## TO BE DONE
**a.** Answer these questions using the podcast introduction:
(i) What new name is Revenue Collective taking?
(ii) Who founded Sales Hacker?
(iii) Which LinkedIn product does the introduction name for connecting with buyers virtually?
**b.** Rewrite the podcast introduction starting at "Show Introduction [00:10]" and ending at "thank our sponsors.", putting "interviewee" in place of "guest".
**c.** Carry on the podcast introduction from the point where it stops.

-- Start of TEXT EXCERPT --

Show Introduction [00:10]

Sam Jacobs: Hey everybody, it’s Sam Jacobs. Welcome to the Sales Hacker podcast. Today is a unique show and it’s a unique show because I’m the guest. Max Altschuler, my good friend, the founder of Sales Hacker, is the person who interviews me. And we talk about the announcements that we have today… first and foremost of which is that my company Revenue Collective is becoming a new company, it’s called Pavilion. We talk about what that means and why.

Before we get there we want to thank our sponsors.

We have three sponsors. The first is Outreach, a longtime sponsor of this podcast. They just launched a new way to learn Outreach, and Outreach is the place to learn how Outreach does outreach. Head to Outreach.io to see what they’ve got going on.

The podcast is also sponsored by my company Pavilion, formerly Revenue Collective. Pavilion is the key to getting more out of your career. Our private membership connects you with a network of thousands of like-minded peers and resources, where you can tap into leadership opportunities, training, mentorship, and other services made for high-growth leaders like you. Unlock your professional potential with the Pavilion membership. Go to joinpavilion.com.

And finally LinkedIn. Today’s virtual selling environment demands a new kind of approach, one that prioritizes the buyer above all else. Find new ways to connect with your buyers virtually with LinkedIn Sales Navigator. You can learn more or request a free demo at business.linkedin.com/sales-solutions.

-- End of TEXT EXCERPT --
-- Start of DATA EXTRACT --

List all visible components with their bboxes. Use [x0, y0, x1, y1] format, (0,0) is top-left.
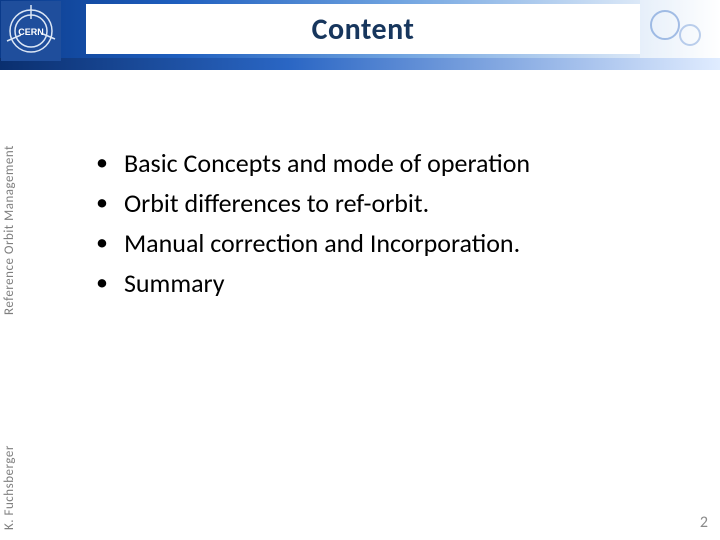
- list-item: • Manual correction and Incorporation.: [96, 225, 656, 261]
- bullet-text: Basic Concepts and mode of operation: [124, 145, 530, 181]
- bullet-icon: •: [96, 185, 108, 221]
- slide: CERN Content Reference Orbit Management …: [0, 0, 720, 540]
- bullet-list: • Basic Concepts and mode of operation •…: [96, 145, 656, 301]
- content-area: • Basic Concepts and mode of operation •…: [96, 145, 656, 305]
- header-band: CERN Content: [0, 0, 720, 70]
- bullet-icon: •: [96, 225, 108, 261]
- title-box: Content: [86, 4, 640, 54]
- list-item: • Summary: [96, 265, 656, 301]
- slide-title: Content: [312, 11, 415, 48]
- list-item: • Orbit differences to ref-orbit.: [96, 185, 656, 221]
- bullet-icon: •: [96, 265, 108, 301]
- cern-logo: CERN: [0, 0, 62, 62]
- bullet-text: Manual correction and Incorporation.: [124, 225, 520, 261]
- svg-text:CERN: CERN: [18, 27, 44, 37]
- bullet-text: Orbit differences to ref-orbit.: [124, 185, 429, 221]
- page-number: 2: [700, 513, 708, 532]
- sidebar-topic-label: Reference Orbit Management: [2, 145, 17, 315]
- bullet-text: Summary: [124, 265, 225, 301]
- list-item: • Basic Concepts and mode of operation: [96, 145, 656, 181]
- sidebar-author-label: K. Fuchsberger: [2, 445, 17, 530]
- bullet-icon: •: [96, 145, 108, 181]
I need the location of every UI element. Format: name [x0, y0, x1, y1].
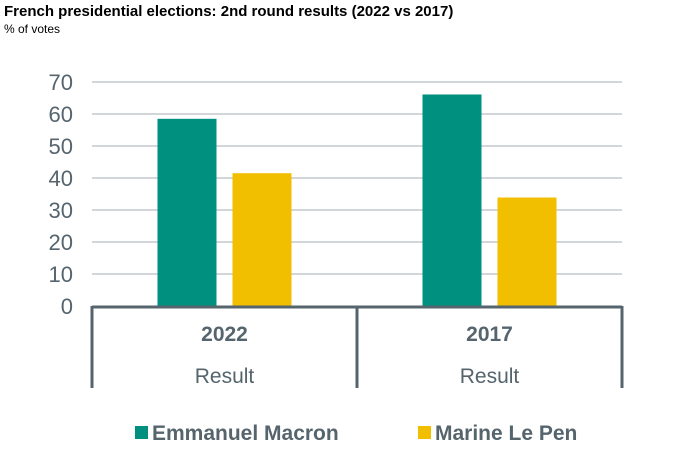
y-tick-label: 40 — [49, 166, 73, 191]
legend-label: Marine Le Pen — [435, 422, 577, 445]
legend-swatch — [135, 426, 148, 439]
y-tick-label: 0 — [61, 294, 73, 319]
bar-marine-le-pen-2017 — [497, 197, 557, 306]
legend-label: Emmanuel Macron — [152, 422, 339, 445]
x-category-sublabel: Result — [460, 365, 520, 388]
bar-marine-le-pen-2022 — [232, 173, 292, 306]
bar-emmanuel-macron-2022 — [157, 118, 217, 306]
y-tick-label: 50 — [49, 134, 73, 159]
bar-emmanuel-macron-2017 — [422, 94, 482, 306]
x-category-sublabel: Result — [195, 365, 255, 388]
chart-subtitle: % of votes — [4, 22, 61, 36]
legend-swatch — [418, 426, 431, 439]
y-tick-label: 30 — [49, 198, 73, 223]
y-tick-label: 60 — [49, 102, 73, 127]
y-tick-label: 20 — [49, 230, 73, 255]
chart-title: French presidential elections: 2nd round… — [4, 3, 454, 20]
y-tick-label: 10 — [49, 262, 73, 287]
x-category-label: 2017 — [466, 323, 513, 346]
x-category-label: 2022 — [201, 323, 248, 346]
y-tick-label: 70 — [49, 70, 73, 95]
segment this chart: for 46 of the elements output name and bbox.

-- End of DATA EXTRACT --

## ANSWERS TO THE PROBLEMS
**a.**
(i) Pavilion
(ii) Max Altschuler
(iii) LinkedIn Sales Navigator

**b.**
Show Introduction [00:10]

Sam Jacobs: Hey everybody, it’s Sam Jacobs. Welcome to the Sales Hacker podcast. Today is a unique show and it’s a unique show because I’m the interviewee. Max Altschuler, my good friend, the founder of Sales Hacker, is the person who interviews me. And we talk about the announcements that we have today… first and foremost of which is that my company Revenue Collective is becoming a new company, it’s called Pavilion. We talk about what that means and why.

Before we get there we want to thank our sponsors.

**c.**
Without further ado, let’s listen to my conversation with Max Altschuler.

Announcing Pavilion [3:57]

Sam Jacobs: I’m the guest because we’ve got some big announcements at my company. I finagled through a complex negotiation with you and the team at Sales Hacker, an opportunity where I could basically be the guest for once and not just be the interviewer.

Max Altschuler: I love it. So let’s not keep people waiting, what are we announcing?

Sam Jacobs: All right, so we’re announcing a lot. The first is that as of today, June 22nd, the company Revenue Collective will no longer be called Revenue Collective; instead, we will be called Pavilion. As a consequence of being called Pavilion, we are expanding our original mission, which was to help our members who were our sales, marketing, and customer success executives, meaning revenue members, revenue people, help those people unlock and achieve their professional potential. We’re now going to do that for essentially any operating professional. Any person at a company that wants to achieve their career goals, we want to enable them to do that. And so with Pavilion, we’re also announcing a new finance Pavilion, a sales Pavilion, and marketing Pavilion, and we will have pavilions for every functional area.

As part of that, we’re announcing the acquisition of two communities to enhance the Pavilion membership. One of them is a community called FinOps focused on finance and operations professionals. The other is a community that will power our new Pavilion focused on people in their first five years of work. So we’re actually acquiring SDRDefenders and the five co-founders there, and they are going to serve as the atomic unit from which our new Pavilion analyst community emerges. So Pavilion’s going to have three layers of seniority. There’s going to be an analyst community for people in their first five years of work, an associate community for people from five years to VP, and an executive community for people that are VP and above. We are also announcing that we’ve officially crossed 5,000 members.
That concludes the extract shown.